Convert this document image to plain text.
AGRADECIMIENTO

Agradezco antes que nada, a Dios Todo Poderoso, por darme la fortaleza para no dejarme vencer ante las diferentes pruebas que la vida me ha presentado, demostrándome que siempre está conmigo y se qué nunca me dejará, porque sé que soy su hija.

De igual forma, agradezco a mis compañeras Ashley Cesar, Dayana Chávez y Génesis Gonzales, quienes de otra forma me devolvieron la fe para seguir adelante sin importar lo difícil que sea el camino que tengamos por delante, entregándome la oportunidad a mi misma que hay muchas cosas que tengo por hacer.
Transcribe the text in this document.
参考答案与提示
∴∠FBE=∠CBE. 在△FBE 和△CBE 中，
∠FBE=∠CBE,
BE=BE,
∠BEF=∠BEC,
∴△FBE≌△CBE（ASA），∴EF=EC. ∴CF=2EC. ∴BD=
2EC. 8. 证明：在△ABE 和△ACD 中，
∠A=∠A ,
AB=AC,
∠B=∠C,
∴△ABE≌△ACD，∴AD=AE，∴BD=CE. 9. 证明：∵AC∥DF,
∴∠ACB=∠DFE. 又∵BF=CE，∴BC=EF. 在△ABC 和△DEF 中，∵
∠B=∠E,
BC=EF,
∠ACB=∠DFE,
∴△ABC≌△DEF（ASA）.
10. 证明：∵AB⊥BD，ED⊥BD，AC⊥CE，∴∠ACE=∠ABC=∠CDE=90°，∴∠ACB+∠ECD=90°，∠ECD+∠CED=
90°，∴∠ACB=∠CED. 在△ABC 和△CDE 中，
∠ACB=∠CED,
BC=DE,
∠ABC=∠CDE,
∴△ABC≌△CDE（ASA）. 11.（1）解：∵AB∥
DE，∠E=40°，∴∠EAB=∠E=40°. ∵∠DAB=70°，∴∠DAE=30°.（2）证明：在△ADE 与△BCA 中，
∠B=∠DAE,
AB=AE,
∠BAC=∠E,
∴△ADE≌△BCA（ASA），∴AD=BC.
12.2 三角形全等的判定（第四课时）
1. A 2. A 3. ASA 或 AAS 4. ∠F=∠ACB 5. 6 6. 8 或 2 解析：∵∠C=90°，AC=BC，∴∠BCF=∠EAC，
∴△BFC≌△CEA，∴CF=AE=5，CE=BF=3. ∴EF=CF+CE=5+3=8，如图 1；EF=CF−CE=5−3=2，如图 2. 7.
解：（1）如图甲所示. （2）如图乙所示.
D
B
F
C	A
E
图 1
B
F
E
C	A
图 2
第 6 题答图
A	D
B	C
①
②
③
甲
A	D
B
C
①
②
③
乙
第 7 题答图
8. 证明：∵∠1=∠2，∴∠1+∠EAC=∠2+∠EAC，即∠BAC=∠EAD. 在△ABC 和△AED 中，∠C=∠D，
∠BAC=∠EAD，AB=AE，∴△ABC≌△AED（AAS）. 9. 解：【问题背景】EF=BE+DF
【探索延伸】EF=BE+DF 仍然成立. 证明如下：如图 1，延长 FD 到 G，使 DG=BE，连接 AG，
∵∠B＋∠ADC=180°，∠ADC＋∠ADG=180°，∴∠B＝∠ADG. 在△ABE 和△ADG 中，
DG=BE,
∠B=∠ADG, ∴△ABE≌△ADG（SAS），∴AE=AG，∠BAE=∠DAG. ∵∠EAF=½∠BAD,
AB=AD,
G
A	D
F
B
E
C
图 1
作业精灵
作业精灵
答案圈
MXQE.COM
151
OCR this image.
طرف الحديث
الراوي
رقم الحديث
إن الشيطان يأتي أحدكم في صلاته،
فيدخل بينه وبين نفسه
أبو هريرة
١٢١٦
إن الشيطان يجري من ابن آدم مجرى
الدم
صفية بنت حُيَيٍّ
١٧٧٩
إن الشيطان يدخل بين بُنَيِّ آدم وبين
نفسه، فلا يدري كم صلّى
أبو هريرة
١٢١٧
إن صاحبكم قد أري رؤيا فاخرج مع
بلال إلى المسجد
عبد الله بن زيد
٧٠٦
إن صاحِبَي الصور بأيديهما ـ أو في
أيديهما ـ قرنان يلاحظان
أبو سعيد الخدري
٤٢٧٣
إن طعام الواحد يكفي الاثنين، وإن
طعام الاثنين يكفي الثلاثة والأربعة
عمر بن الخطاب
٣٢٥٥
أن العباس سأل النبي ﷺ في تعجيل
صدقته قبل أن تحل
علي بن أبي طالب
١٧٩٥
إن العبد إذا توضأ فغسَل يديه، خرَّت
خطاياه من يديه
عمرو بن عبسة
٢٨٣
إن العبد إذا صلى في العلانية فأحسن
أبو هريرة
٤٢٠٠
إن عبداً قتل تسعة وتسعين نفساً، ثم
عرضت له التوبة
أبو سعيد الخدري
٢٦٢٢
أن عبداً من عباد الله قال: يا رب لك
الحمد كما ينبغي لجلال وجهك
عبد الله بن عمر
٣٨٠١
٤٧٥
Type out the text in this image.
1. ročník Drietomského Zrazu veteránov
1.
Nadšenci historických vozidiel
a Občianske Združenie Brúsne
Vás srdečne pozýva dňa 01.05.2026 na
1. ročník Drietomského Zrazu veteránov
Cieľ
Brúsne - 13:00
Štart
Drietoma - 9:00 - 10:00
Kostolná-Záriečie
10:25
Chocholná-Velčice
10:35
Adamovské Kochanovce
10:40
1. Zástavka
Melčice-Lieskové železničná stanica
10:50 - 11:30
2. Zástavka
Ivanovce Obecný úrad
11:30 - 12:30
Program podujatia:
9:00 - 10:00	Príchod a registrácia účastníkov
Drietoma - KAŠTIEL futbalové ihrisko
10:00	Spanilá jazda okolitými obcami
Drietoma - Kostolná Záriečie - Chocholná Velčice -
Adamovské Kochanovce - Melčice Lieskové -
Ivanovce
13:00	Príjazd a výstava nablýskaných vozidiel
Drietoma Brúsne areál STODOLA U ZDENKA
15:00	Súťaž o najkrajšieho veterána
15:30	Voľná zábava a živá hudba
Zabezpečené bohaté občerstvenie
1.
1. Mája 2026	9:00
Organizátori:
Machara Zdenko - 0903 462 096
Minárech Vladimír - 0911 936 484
________________________________________
▸ **Problem**:
Write out the entries above once more, without altering anything.

▸ **Exercise response**:
Convert this document image to plain text.
AGRADECIMIENTO

Agradezco antes que nada, a Dios Todo Poderoso, por darme la fortaleza para no dejarme vencer ante las diferentes pruebas que la vida me ha presentado, demostrándome que siempre está conmigo y se qué nunca me dejará, porque sé que soy su hija.

De igual forma, agradezco a mis compañeras Ashley Cesar, Dayana Chávez y Génesis Gonzales, quienes de otra forma me devolvieron la fe para seguir adelante sin importar lo difícil que sea el camino que tengamos por delante, entregándome la oportunidad a mi misma que hay muchas cosas que tengo por hacer.
Transcribe the text in this document.
参考答案与提示
∴∠FBE=∠CBE. 在△FBE 和△CBE 中，
∠FBE=∠CBE,
BE=BE,
∠BEF=∠BEC,
∴△FBE≌△CBE（ASA），∴EF=EC. ∴CF=2EC. ∴BD=
2EC. 8. 证明：在△ABE 和△ACD 中，
∠A=∠A ,
AB=AC,
∠B=∠C,
∴△ABE≌△ACD，∴AD=AE，∴BD=CE. 9. 证明：∵AC∥DF,
∴∠ACB=∠DFE. 又∵BF=CE，∴BC=EF. 在△ABC 和△DEF 中，∵
∠B=∠E,
BC=EF,
∠ACB=∠DFE,
∴△ABC≌△DEF（ASA）.
10. 证明：∵AB⊥BD，ED⊥BD，AC⊥CE，∴∠ACE=∠ABC=∠CDE=90°，∴∠ACB+∠ECD=90°，∠ECD+∠CED=
90°，∴∠ACB=∠CED. 在△ABC 和△CDE 中，
∠ACB=∠CED,
BC=DE,
∠ABC=∠CDE,
∴△ABC≌△CDE（ASA）. 11.（1）解：∵AB∥
DE，∠E=40°，∴∠EAB=∠E=40°. ∵∠DAB=70°，∴∠DAE=30°.（2）证明：在△ADE 与△BCA 中，
∠B=∠DAE,
AB=AE,
∠BAC=∠E,
∴△ADE≌△BCA（ASA），∴AD=BC.
12.2 三角形全等的判定（第四课时）
1. A 2. A 3. ASA 或 AAS 4. ∠F=∠ACB 5. 6 6. 8 或 2 解析：∵∠C=90°，AC=BC，∴∠BCF=∠EAC，
∴△BFC≌△CEA，∴CF=AE=5，CE=BF=3. ∴EF=CF+CE=5+3=8，如图 1；EF=CF−CE=5−3=2，如图 2. 7.
解：（1）如图甲所示. （2）如图乙所示.
D
B
F
C	A
E
图 1
B
F
E
C	A
图 2
第 6 题答图
A	D
B	C
①
②
③
甲
A	D
B
C
①
②
③
乙
第 7 题答图
8. 证明：∵∠1=∠2，∴∠1+∠EAC=∠2+∠EAC，即∠BAC=∠EAD. 在△ABC 和△AED 中，∠C=∠D，
∠BAC=∠EAD，AB=AE，∴△ABC≌△AED（AAS）. 9. 解：【问题背景】EF=BE+DF
【探索延伸】EF=BE+DF 仍然成立. 证明如下：如图 1，延长 FD 到 G，使 DG=BE，连接 AG，
∵∠B＋∠ADC=180°，∠ADC＋∠ADG=180°，∴∠B＝∠ADG. 在△ABE 和△ADG 中，
DG=BE,
∠B=∠ADG, ∴△ABE≌△ADG（SAS），∴AE=AG，∠BAE=∠DAG. ∵∠EAF=½∠BAD,
AB=AD,
G
A	D
F
B
E
C
图 1
作业精灵
作业精灵
答案圈
MXQE.COM
151
OCR this image.
طرف الحديث
الراوي
رقم الحديث
إن الشيطان يأتي أحدكم في صلاته،
فيدخل بينه وبين نفسه
أبو هريرة
١٢١٦
إن الشيطان يجري من ابن آدم مجرى
الدم
صفية بنت حُيَيٍّ
١٧٧٩
إن الشيطان يدخل بين بُنَيِّ آدم وبين
نفسه، فلا يدري كم صلّى
أبو هريرة
١٢١٧
إن صاحبكم قد أري رؤيا فاخرج مع
بلال إلى المسجد
عبد الله بن زيد
٧٠٦
إن صاحِبَي الصور بأيديهما ـ أو في
أيديهما ـ قرنان يلاحظان
أبو سعيد الخدري
٤٢٧٣
إن طعام الواحد يكفي الاثنين، وإن
طعام الاثنين يكفي الثلاثة والأربعة
عمر بن الخطاب
٣٢٥٥
أن العباس سأل النبي ﷺ في تعجيل
صدقته قبل أن تحل
علي بن أبي طالب
١٧٩٥
إن العبد إذا توضأ فغسَل يديه، خرَّت
خطاياه من يديه
عمرو بن عبسة
٢٨٣
إن العبد إذا صلى في العلانية فأحسن
أبو هريرة
٤٢٠٠
إن عبداً قتل تسعة وتسعين نفساً، ثم
عرضت له التوبة
أبو سعيد الخدري
٢٦٢٢
أن عبداً من عباد الله قال: يا رب لك
الحمد كما ينبغي لجلال وجهك
عبد الله بن عمر
٣٨٠١
٤٧٥
Type out the text in this image.
1. ročník Drietomského Zrazu veteránov
1.
Nadšenci historických vozidiel
a Občianske Združenie Brúsne
Vás srdečne pozýva dňa 01.05.2026 na
1. ročník Drietomského Zrazu veteránov
Cieľ
Brúsne - 13:00
Štart
Drietoma - 9:00 - 10:00
Kostolná-Záriečie
10:25
Chocholná-Velčice
10:35
Adamovské Kochanovce
10:40
1. Zástavka
Melčice-Lieskové železničná stanica
10:50 - 11:30
2. Zástavka
Ivanovce Obecný úrad
11:30 - 12:30
Program podujatia:
9:00 - 10:00	Príchod a registrácia účastníkov
Drietoma - KAŠTIEL futbalové ihrisko
10:00	Spanilá jazda okolitými obcami
Drietoma - Kostolná Záriečie - Chocholná Velčice -
Adamovské Kochanovce - Melčice Lieskové -
Ivanovce
13:00	Príjazd a výstava nablýskaných vozidiel
Drietoma Brúsne areál STODOLA U ZDENKA
15:00	Súťaž o najkrajšieho veterána
15:30	Voľná zábava a živá hudba
Zabezpečené bohaté občerstvenie
1.
1. Mája 2026	9:00
Organizátori:
Machara Zdenko - 0903 462 096
Minárech Vladimír - 0911 936 484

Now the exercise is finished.